Begin Records for the task

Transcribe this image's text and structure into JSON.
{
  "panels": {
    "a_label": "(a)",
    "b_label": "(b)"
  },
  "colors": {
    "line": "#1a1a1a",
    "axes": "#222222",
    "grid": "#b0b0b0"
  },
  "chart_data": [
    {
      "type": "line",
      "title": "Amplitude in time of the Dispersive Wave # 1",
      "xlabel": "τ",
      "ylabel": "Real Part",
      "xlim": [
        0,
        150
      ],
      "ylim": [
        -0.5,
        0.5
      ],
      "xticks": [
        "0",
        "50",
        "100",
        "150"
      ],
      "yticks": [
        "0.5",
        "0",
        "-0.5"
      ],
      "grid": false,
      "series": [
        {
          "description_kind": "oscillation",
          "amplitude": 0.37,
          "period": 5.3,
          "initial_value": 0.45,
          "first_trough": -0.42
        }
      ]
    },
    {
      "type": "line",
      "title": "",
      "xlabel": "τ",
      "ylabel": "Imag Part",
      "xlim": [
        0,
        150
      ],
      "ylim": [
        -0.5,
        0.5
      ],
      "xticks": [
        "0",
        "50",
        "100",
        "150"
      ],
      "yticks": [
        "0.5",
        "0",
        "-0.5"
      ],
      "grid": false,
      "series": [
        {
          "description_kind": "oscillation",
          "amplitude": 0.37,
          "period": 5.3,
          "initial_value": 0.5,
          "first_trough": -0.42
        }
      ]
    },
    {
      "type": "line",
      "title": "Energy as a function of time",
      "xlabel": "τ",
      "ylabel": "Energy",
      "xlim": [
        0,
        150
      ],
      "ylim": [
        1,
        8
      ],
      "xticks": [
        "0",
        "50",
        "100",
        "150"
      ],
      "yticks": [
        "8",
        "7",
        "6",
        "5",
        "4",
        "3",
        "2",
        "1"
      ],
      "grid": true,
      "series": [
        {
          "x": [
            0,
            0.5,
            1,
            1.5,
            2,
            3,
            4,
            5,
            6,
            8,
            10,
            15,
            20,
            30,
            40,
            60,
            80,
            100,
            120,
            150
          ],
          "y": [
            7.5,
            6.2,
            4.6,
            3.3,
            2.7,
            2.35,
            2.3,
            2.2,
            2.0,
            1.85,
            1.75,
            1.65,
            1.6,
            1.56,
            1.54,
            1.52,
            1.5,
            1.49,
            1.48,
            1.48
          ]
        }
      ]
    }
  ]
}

End Records for the task

● Written instruction
Copy out all of the records shown above exactly.

● Answer for the task
Transcribe this image's text and structure into JSON.
{
  "panels": {
    "a_label": "(a)",
    "b_label": "(b)"
  },
  "colors": {
    "line": "#1a1a1a",
    "axes": "#222222",
    "grid": "#b0b0b0"
  },
  "chart_data": [
    {
      "type": "line",
      "title": "Amplitude in time of the Dispersive Wave # 1",
      "xlabel": "τ",
      "ylabel": "Real Part",
      "xlim": [
        0,
        150
      ],
      "ylim": [
        -0.5,
        0.5
      ],
      "xticks": [
        "0",
        "50",
        "100",
        "150"
      ],
      "yticks": [
        "0.5",
        "0",
        "-0.5"
      ],
      "grid": false,
      "series": [
        {
          "description_kind": "oscillation",
          "amplitude": 0.37,
          "period": 5.3,
          "initial_value": 0.45,
          "first_trough": -0.42
        }
      ]
    },
    {
      "type": "line",
      "title": "",
      "xlabel": "τ",
      "ylabel": "Imag Part",
      "xlim": [
        0,
        150
      ],
      "ylim": [
        -0.5,
        0.5
      ],
      "xticks": [
        "0",
        "50",
        "100",
        "150"
      ],
      "yticks": [
        "0.5",
        "0",
        "-0.5"
      ],
      "grid": false,
      "series": [
        {
          "description_kind": "oscillation",
          "amplitude": 0.37,
          "period": 5.3,
          "initial_value": 0.5,
          "first_trough": -0.42
        }
      ]
    },
    {
      "type": "line",
      "title": "Energy as a function of time",
      "xlabel": "τ",
      "ylabel": "Energy",
      "xlim": [
        0,
        150
      ],
      "ylim": [
        1,
        8
      ],
      "xticks": [
        "0",
        "50",
        "100",
        "150"
      ],
      "yticks": [
        "8",
        "7",
        "6",
        "5",
        "4",
        "3",
        "2",
        "1"
      ],
      "grid": true,
      "series": [
        {
          "x": [
            0,
            0.5,
            1,
            1.5,
            2,
            3,
            4,
            5,
            6,
            8,
            10,
            15,
            20,
            30,
            40,
            60,
            80,
            100,
            120,
            150
          ],
          "y": [
            7.5,
            6.2,
            4.6,
            3.3,
            2.7,
            2.35,
            2.3,
            2.2,
            2.0,
            1.85,
            1.75,
            1.65,
            1.6,
            1.56,
            1.54,
            1.52,
            1.5,
            1.49,
            1.48,
            1.48
          ]
        }
      ]
    }
  ]
}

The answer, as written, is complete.